## EXERCISE
Copy out the lines that have "GeoPlan" in them.

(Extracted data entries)

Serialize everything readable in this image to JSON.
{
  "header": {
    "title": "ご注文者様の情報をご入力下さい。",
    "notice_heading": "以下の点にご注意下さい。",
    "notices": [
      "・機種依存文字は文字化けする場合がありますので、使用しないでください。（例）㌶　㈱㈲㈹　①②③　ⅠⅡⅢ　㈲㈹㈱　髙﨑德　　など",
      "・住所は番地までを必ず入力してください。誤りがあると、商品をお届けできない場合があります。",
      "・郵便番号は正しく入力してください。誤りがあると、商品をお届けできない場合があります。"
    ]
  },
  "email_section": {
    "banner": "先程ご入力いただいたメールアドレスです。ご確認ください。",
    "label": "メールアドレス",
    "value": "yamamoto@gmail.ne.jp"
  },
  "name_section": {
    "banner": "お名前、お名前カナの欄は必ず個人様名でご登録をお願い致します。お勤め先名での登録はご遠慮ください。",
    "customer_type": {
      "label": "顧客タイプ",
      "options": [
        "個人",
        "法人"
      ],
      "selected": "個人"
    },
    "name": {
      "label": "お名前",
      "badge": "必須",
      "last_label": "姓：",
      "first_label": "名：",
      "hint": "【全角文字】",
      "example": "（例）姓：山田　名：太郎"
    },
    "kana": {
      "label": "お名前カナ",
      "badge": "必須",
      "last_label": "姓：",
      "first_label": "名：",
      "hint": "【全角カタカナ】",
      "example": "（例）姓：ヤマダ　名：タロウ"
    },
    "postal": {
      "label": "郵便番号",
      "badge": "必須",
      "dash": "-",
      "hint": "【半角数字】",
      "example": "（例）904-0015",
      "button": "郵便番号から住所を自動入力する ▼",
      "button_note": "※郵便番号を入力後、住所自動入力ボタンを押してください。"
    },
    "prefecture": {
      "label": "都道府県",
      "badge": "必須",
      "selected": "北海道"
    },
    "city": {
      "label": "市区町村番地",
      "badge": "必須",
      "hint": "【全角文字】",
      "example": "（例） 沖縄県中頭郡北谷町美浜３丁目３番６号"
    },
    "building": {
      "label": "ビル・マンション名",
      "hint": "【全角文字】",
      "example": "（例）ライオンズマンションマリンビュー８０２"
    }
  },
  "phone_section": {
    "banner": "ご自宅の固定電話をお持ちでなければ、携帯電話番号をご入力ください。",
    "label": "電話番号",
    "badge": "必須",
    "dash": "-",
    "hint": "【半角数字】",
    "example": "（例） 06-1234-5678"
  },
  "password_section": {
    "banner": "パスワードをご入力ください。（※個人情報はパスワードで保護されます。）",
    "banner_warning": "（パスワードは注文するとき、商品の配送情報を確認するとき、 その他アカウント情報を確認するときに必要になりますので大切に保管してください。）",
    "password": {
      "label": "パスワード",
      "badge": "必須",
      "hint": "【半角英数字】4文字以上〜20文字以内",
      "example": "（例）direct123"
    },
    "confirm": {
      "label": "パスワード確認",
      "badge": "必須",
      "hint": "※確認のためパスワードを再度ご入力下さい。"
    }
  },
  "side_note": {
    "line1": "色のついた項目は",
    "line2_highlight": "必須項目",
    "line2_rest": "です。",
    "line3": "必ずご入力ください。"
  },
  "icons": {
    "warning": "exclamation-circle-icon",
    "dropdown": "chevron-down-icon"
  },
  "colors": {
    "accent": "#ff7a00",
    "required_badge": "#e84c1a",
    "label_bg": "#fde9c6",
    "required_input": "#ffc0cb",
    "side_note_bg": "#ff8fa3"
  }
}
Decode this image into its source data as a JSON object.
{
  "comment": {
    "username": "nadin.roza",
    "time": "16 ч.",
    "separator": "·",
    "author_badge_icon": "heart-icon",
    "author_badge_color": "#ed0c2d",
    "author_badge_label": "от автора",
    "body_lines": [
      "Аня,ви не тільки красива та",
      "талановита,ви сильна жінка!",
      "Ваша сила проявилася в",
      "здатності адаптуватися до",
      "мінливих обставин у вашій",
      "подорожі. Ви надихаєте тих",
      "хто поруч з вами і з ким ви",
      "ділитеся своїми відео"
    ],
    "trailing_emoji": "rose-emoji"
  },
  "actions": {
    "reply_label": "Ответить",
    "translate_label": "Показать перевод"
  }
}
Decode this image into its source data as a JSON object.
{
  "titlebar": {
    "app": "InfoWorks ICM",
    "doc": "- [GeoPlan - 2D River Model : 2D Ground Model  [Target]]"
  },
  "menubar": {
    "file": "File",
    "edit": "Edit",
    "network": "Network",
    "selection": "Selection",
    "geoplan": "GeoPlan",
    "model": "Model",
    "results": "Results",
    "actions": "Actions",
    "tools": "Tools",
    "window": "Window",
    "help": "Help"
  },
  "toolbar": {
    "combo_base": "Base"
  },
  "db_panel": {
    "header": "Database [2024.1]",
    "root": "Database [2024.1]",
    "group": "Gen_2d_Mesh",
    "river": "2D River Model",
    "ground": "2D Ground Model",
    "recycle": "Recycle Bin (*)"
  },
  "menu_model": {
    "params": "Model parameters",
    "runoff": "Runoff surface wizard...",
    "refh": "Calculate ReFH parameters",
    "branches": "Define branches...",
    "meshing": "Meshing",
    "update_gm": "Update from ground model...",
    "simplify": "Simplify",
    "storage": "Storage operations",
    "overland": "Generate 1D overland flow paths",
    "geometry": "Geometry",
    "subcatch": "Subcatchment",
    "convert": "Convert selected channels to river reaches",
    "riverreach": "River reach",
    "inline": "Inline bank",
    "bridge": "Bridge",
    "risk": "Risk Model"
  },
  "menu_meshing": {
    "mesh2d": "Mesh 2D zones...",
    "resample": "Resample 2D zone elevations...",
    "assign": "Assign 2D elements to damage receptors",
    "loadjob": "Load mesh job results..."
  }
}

## ANSWER FOR THE TASK
    "doc": "- [GeoPlan - 2D River Model : 2D Ground Model  [Target]]"
    "geoplan": "GeoPlan",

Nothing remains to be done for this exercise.